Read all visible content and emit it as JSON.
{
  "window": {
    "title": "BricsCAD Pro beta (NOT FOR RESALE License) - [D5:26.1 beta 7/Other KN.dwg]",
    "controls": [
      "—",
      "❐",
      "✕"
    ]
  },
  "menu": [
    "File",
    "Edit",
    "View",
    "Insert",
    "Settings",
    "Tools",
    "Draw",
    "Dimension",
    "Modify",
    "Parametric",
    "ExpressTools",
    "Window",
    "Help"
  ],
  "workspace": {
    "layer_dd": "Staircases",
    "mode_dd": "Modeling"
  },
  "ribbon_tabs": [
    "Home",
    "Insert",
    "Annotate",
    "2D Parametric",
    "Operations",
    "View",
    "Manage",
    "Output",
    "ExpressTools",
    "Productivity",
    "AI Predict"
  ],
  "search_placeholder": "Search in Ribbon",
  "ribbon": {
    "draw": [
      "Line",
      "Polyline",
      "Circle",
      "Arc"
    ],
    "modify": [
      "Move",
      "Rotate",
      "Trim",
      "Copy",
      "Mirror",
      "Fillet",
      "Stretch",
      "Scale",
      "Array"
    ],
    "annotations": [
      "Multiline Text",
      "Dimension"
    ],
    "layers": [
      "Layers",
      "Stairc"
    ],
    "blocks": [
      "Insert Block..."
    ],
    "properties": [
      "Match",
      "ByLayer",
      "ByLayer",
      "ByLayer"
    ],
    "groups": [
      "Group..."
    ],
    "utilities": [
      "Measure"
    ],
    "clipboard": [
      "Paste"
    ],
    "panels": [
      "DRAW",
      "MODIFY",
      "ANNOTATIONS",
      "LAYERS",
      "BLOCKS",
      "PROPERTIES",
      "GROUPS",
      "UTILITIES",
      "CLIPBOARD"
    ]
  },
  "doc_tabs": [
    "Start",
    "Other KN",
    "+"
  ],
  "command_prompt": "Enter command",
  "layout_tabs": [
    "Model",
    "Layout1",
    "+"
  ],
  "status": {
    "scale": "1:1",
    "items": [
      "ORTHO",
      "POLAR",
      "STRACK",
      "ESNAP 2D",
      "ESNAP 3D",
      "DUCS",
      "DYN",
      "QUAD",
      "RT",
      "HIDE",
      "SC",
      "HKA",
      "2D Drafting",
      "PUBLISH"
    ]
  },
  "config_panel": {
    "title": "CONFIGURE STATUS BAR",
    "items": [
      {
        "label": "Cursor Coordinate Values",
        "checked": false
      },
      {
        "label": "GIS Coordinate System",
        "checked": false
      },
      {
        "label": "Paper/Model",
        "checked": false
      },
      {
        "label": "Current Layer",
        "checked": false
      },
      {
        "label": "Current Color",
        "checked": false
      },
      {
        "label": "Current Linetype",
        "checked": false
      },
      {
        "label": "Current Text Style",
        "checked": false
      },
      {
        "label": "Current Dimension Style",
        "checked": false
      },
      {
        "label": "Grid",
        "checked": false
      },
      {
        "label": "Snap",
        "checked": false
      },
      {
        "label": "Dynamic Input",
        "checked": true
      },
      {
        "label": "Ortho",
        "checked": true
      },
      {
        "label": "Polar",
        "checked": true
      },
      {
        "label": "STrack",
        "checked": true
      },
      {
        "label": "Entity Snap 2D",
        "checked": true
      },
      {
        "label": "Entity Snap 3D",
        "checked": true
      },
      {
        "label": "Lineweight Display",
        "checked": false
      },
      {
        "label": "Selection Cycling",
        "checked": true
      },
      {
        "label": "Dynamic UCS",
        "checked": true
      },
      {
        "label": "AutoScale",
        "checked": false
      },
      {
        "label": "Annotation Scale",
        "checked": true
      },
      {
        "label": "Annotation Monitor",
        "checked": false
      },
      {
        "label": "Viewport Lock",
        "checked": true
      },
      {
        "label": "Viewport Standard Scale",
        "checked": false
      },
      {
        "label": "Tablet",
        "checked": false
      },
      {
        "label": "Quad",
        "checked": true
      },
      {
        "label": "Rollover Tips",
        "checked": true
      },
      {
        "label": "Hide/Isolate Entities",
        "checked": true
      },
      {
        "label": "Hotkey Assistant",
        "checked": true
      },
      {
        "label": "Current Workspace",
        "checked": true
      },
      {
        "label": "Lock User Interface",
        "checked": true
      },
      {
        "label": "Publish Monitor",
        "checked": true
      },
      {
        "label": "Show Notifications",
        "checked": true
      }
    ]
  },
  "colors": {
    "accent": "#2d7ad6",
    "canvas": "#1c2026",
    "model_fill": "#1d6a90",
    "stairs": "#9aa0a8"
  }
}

....

Problem description:
Every record above needs to be repeated word for word.

Written answer:
Read all visible content and emit it as JSON.
{
  "window": {
    "title": "BricsCAD Pro beta (NOT FOR RESALE License) - [D5:26.1 beta 7/Other KN.dwg]",
    "controls": [
      "—",
      "❐",
      "✕"
    ]
  },
  "menu": [
    "File",
    "Edit",
    "View",
    "Insert",
    "Settings",
    "Tools",
    "Draw",
    "Dimension",
    "Modify",
    "Parametric",
    "ExpressTools",
    "Window",
    "Help"
  ],
  "workspace": {
    "layer_dd": "Staircases",
    "mode_dd": "Modeling"
  },
  "ribbon_tabs": [
    "Home",
    "Insert",
    "Annotate",
    "2D Parametric",
    "Operations",
    "View",
    "Manage",
    "Output",
    "ExpressTools",
    "Productivity",
    "AI Predict"
  ],
  "search_placeholder": "Search in Ribbon",
  "ribbon": {
    "draw": [
      "Line",
      "Polyline",
      "Circle",
      "Arc"
    ],
    "modify": [
      "Move",
      "Rotate",
      "Trim",
      "Copy",
      "Mirror",
      "Fillet",
      "Stretch",
      "Scale",
      "Array"
    ],
    "annotations": [
      "Multiline Text",
      "Dimension"
    ],
    "layers": [
      "Layers",
      "Stairc"
    ],
    "blocks": [
      "Insert Block..."
    ],
    "properties": [
      "Match",
      "ByLayer",
      "ByLayer",
      "ByLayer"
    ],
    "groups": [
      "Group..."
    ],
    "utilities": [
      "Measure"
    ],
    "clipboard": [
      "Paste"
    ],
    "panels": [
      "DRAW",
      "MODIFY",
      "ANNOTATIONS",
      "LAYERS",
      "BLOCKS",
      "PROPERTIES",
      "GROUPS",
      "UTILITIES",
      "CLIPBOARD"
    ]
  },
  "doc_tabs": [
    "Start",
    "Other KN",
    "+"
  ],
  "command_prompt": "Enter command",
  "layout_tabs": [
    "Model",
    "Layout1",
    "+"
  ],
  "status": {
    "scale": "1:1",
    "items": [
      "ORTHO",
      "POLAR",
      "STRACK",
      "ESNAP 2D",
      "ESNAP 3D",
      "DUCS",
      "DYN",
      "QUAD",
      "RT",
      "HIDE",
      "SC",
      "HKA",
      "2D Drafting",
      "PUBLISH"
    ]
  },
  "config_panel": {
    "title": "CONFIGURE STATUS BAR",
    "items": [
      {
        "label": "Cursor Coordinate Values",
        "checked": false
      },
      {
        "label": "GIS Coordinate System",
        "checked": false
      },
      {
        "label": "Paper/Model",
        "checked": false
      },
      {
        "label": "Current Layer",
        "checked": false
      },
      {
        "label": "Current Color",
        "checked": false
      },
      {
        "label": "Current Linetype",
        "checked": false
      },
      {
        "label": "Current Text Style",
        "checked": false
      },
      {
        "label": "Current Dimension Style",
        "checked": false
      },
      {
        "label": "Grid",
        "checked": false
      },
      {
        "label": "Snap",
        "checked": false
      },
      {
        "label": "Dynamic Input",
        "checked": true
      },
      {
        "label": "Ortho",
        "checked": true
      },
      {
        "label": "Polar",
        "checked": true
      },
      {
        "label": "STrack",
        "checked": true
      },
      {
        "label": "Entity Snap 2D",
        "checked": true
      },
      {
        "label": "Entity Snap 3D",
        "checked": true
      },
      {
        "label": "Lineweight Display",
        "checked": false
      },
      {
        "label": "Selection Cycling",
        "checked": true
      },
      {
        "label": "Dynamic UCS",
        "checked": true
      },
      {
        "label": "AutoScale",
        "checked": false
      },
      {
        "label": "Annotation Scale",
        "checked": true
      },
      {
        "label": "Annotation Monitor",
        "checked": false
      },
      {
        "label": "Viewport Lock",
        "checked": true
      },
      {
        "label": "Viewport Standard Scale",
        "checked": false
      },
      {
        "label": "Tablet",
        "checked": false
      },
      {
        "label": "Quad",
        "checked": true
      },
      {
        "label": "Rollover Tips",
        "checked": true
      },
      {
        "label": "Hide/Isolate Entities",
        "checked": true
      },
      {
        "label": "Hotkey Assistant",
        "checked": true
      },
      {
        "label": "Current Workspace",
        "checked": true
      },
      {
        "label": "Lock User Interface",
        "checked": true
      },
      {
        "label": "Publish Monitor",
        "checked": true
      },
      {
        "label": "Show Notifications",
        "checked": true
      }
    ]
  },
  "colors": {
    "accent": "#2d7ad6",
    "canvas": "#1c2026",
    "model_fill": "#1d6a90",
    "stairs": "#9aa0a8"
  }
}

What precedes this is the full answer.